(Problem requirements):
What is the number of lines in these entries that contain "document"? State it alone.
--- start Data to process ---
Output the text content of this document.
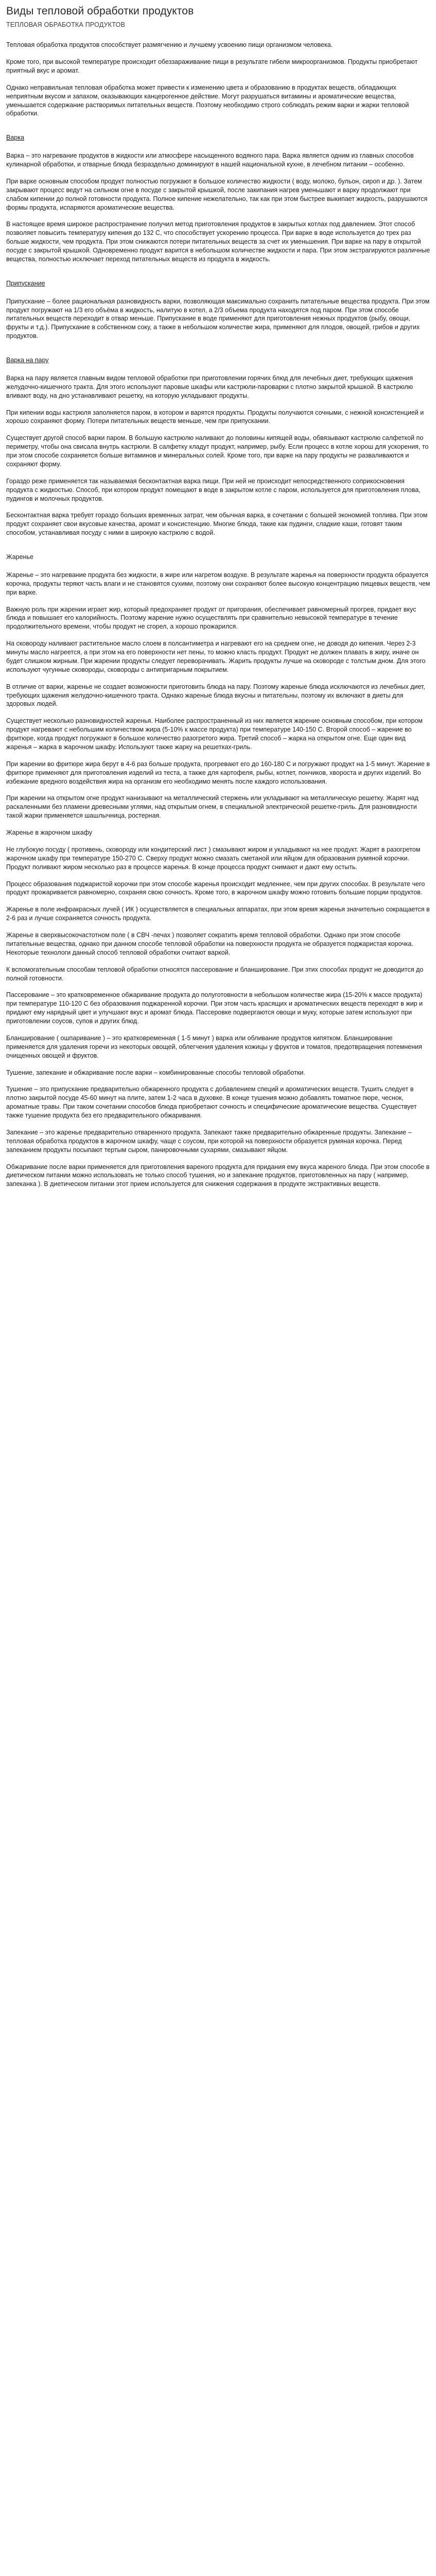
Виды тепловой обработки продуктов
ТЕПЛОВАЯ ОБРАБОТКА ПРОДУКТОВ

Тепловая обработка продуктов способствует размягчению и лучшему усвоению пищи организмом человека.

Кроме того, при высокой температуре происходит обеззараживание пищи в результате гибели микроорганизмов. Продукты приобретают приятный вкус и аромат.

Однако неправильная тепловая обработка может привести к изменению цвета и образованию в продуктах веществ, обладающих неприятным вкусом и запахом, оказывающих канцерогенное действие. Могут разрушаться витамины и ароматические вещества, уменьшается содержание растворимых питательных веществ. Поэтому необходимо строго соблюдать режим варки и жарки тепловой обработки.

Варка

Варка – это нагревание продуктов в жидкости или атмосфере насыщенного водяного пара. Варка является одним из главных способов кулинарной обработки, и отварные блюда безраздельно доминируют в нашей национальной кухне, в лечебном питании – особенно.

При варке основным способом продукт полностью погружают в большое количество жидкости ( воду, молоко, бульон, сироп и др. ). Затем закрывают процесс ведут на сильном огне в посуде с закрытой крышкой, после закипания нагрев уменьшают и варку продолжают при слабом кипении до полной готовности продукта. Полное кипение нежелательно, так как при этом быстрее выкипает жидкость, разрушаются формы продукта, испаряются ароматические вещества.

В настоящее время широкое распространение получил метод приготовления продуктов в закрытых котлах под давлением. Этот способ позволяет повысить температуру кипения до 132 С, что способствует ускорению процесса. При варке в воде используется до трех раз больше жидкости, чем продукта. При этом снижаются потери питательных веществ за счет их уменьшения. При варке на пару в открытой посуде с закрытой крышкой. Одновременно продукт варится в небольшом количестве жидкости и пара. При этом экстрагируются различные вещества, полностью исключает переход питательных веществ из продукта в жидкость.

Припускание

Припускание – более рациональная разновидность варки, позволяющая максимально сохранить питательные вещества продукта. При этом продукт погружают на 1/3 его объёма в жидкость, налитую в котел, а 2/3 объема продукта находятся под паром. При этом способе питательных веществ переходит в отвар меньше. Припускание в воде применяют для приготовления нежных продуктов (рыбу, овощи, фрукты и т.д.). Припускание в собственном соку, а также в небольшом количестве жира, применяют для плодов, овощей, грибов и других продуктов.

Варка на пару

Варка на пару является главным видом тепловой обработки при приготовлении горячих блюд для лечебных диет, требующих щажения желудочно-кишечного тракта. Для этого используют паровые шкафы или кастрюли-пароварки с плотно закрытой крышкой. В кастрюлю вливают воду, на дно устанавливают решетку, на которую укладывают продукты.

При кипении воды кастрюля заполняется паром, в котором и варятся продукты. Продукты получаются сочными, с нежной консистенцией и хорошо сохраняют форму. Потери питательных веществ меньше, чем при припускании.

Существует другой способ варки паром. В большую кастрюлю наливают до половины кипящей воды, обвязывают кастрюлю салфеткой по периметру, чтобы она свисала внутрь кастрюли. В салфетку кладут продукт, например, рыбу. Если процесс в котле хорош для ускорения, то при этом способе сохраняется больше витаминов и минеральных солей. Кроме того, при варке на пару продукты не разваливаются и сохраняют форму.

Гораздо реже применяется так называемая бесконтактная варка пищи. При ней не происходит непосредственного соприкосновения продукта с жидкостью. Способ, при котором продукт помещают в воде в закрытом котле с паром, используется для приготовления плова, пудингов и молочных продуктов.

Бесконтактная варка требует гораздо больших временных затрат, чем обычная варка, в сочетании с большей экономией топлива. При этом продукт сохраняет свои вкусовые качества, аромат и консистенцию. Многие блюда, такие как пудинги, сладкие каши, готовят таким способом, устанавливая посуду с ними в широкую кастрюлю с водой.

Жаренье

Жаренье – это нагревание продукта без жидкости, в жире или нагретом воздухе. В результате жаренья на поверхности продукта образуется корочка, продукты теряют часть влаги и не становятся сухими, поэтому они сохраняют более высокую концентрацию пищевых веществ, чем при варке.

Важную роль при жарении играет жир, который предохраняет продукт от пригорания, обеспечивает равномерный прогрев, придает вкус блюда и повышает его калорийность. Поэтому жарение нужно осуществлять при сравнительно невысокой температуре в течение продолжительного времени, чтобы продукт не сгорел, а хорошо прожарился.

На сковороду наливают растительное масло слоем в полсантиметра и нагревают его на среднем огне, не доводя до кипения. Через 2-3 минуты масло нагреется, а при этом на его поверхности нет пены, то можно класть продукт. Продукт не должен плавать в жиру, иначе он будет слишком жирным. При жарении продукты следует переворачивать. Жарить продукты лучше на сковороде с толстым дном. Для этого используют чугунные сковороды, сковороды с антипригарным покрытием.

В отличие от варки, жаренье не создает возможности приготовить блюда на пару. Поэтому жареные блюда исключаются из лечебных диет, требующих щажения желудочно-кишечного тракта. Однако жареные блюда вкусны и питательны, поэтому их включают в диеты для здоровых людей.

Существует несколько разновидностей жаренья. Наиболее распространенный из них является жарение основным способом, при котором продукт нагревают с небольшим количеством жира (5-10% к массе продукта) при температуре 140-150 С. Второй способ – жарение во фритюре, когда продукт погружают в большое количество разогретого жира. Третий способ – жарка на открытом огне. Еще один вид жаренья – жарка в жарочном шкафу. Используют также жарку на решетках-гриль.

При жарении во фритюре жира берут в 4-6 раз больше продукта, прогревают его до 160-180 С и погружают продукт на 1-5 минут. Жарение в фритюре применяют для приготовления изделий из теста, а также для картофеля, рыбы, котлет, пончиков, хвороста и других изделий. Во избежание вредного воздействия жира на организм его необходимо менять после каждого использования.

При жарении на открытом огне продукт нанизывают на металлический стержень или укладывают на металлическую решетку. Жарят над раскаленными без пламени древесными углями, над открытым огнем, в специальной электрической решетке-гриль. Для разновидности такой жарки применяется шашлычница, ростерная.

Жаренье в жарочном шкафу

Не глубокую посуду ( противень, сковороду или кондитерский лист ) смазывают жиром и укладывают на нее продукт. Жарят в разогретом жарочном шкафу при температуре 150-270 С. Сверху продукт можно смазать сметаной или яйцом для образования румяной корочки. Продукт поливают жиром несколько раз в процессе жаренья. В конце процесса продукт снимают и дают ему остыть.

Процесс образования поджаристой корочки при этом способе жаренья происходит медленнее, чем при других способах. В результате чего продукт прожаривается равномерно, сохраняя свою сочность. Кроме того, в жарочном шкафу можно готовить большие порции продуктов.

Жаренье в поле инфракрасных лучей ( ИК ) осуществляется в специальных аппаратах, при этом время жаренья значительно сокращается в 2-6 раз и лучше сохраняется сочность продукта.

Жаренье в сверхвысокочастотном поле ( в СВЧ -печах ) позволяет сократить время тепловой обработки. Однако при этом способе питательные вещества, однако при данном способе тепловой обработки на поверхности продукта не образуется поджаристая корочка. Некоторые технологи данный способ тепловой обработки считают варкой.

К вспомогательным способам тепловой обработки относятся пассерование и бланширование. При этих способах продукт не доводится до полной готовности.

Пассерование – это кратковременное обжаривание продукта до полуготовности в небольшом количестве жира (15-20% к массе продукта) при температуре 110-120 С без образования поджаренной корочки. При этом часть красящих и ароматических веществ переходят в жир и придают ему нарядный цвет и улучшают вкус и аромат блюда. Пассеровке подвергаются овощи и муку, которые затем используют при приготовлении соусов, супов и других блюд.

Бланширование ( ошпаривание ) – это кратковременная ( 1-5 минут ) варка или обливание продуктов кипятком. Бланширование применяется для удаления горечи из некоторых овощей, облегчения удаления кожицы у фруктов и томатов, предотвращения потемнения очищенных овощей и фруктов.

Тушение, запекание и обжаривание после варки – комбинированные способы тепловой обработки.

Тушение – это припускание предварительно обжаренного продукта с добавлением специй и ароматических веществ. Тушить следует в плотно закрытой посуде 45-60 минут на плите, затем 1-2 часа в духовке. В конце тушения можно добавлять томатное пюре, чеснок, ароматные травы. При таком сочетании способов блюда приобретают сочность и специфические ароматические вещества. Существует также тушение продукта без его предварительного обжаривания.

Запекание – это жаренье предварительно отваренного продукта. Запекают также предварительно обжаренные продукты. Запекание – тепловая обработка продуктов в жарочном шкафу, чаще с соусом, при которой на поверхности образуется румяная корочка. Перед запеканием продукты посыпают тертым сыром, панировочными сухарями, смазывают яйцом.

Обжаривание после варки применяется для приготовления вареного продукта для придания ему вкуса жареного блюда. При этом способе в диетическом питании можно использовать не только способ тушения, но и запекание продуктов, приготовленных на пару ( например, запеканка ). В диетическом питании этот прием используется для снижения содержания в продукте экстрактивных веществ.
--- end Data to process ---
--- start Data to process ---
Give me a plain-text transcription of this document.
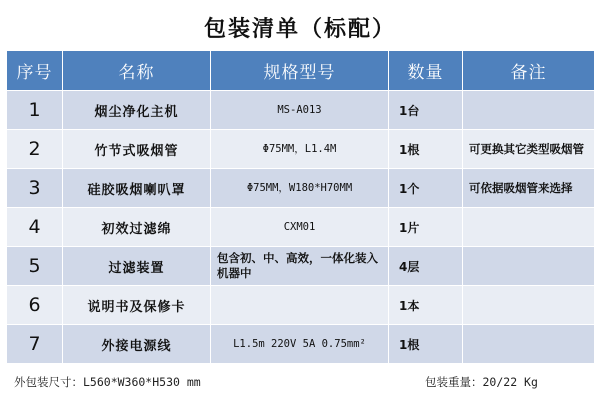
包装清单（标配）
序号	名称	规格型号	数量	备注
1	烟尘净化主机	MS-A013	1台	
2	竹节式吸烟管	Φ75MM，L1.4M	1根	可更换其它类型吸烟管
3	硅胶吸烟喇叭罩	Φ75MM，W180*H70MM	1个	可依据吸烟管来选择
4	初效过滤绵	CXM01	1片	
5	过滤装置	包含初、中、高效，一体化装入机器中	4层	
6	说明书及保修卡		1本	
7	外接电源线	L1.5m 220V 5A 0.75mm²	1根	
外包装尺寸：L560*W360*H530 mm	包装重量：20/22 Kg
--- end Data to process ---
--- start Data to process ---
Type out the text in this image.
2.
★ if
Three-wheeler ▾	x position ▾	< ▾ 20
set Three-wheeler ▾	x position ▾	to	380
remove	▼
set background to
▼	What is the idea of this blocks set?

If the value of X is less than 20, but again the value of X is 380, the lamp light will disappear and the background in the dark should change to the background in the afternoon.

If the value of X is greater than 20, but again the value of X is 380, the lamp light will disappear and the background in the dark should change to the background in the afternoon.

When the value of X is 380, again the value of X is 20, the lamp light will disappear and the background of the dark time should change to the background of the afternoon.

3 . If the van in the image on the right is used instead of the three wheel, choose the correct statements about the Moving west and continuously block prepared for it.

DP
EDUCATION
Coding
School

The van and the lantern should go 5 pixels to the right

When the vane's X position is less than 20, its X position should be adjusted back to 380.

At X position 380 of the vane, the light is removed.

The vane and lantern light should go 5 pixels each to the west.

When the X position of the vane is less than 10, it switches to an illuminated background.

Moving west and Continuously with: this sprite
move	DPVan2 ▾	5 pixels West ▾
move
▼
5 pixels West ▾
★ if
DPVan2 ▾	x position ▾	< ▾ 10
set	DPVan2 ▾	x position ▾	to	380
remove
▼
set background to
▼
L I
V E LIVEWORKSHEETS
--- end Data to process ---
(Finished exercise):
2